### EXERCISE REQUIREMENTS
Pick out each line below that contains the word "sunny" with the same capitalization, and copy those lines.

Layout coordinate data
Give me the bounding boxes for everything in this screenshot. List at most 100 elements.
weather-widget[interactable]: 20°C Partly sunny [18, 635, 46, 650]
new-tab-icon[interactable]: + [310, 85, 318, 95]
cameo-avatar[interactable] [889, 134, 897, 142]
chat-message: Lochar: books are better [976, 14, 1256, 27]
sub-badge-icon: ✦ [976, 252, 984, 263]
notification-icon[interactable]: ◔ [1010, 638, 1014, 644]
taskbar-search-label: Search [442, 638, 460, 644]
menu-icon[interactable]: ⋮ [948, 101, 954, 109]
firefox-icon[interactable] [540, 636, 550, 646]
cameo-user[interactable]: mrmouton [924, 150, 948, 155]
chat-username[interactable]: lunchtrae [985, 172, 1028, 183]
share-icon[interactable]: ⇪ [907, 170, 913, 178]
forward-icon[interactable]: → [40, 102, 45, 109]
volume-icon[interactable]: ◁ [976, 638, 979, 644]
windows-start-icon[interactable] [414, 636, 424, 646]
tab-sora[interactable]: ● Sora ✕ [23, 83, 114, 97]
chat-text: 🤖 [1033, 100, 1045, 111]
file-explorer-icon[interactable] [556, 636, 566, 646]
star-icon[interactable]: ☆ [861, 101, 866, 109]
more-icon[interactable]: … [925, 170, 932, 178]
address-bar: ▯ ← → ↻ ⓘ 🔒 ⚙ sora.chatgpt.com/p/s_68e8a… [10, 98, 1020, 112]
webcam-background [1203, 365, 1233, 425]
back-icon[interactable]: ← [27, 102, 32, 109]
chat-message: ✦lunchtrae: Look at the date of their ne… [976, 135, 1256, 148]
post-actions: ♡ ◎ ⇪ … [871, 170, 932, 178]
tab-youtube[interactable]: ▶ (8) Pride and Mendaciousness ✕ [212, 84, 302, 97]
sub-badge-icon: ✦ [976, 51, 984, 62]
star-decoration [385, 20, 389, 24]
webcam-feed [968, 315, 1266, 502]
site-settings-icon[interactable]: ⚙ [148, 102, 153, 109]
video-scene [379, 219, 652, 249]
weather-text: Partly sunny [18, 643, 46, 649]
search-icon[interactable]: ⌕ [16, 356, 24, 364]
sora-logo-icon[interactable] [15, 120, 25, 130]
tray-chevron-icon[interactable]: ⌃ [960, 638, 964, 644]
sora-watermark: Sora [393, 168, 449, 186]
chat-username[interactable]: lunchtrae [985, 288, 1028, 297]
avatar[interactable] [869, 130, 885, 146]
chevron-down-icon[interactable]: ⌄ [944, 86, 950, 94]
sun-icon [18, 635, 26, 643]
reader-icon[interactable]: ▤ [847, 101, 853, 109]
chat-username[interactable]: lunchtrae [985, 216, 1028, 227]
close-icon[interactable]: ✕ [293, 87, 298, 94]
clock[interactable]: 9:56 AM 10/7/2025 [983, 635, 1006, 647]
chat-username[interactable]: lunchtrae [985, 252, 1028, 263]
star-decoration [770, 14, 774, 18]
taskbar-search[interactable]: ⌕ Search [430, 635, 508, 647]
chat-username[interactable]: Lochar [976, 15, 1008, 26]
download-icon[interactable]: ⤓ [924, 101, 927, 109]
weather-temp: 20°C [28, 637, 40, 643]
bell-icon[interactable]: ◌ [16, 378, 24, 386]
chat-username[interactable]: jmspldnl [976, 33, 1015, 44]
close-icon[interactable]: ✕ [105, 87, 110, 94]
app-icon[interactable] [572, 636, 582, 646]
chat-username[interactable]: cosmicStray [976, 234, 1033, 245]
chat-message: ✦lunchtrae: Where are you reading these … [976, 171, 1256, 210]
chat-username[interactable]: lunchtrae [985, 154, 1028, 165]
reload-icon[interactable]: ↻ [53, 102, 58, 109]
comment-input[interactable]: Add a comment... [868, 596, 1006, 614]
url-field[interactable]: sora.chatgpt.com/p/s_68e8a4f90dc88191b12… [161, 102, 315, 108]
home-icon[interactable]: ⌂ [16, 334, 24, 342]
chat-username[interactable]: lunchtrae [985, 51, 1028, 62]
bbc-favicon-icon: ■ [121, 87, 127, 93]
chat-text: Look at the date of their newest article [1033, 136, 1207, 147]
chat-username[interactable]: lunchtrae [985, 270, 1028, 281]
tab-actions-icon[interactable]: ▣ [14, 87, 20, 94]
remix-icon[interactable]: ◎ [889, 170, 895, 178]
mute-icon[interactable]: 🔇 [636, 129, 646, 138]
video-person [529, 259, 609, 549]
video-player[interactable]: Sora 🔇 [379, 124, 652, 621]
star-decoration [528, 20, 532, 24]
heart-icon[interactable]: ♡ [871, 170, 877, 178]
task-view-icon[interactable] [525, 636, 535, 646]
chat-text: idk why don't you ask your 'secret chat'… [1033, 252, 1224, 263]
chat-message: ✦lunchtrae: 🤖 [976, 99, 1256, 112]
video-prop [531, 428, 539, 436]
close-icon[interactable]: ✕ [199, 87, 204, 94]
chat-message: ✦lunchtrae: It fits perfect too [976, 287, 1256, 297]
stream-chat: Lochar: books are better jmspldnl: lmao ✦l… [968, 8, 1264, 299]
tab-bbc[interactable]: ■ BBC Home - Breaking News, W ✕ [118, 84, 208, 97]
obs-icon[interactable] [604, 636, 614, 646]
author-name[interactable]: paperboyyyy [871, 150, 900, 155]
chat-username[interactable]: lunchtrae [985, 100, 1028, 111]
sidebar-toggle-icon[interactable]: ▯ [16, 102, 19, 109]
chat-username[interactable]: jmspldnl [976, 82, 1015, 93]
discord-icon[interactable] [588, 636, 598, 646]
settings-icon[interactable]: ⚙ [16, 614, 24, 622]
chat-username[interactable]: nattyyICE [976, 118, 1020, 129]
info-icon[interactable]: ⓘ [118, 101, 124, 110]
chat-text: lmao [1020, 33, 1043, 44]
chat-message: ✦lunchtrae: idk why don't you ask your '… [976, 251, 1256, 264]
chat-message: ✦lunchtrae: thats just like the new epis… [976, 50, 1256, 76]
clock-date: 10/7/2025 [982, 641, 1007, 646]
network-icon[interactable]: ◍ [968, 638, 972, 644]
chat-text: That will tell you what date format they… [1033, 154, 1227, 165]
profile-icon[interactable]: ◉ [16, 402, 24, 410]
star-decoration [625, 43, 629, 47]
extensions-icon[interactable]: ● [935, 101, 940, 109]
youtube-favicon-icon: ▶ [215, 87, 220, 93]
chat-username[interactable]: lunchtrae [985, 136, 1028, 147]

### TASK RESULT
weather-widget[interactable]: 20°C Partly sunny [18, 635, 46, 650]
weather-text: Partly sunny [18, 643, 46, 649]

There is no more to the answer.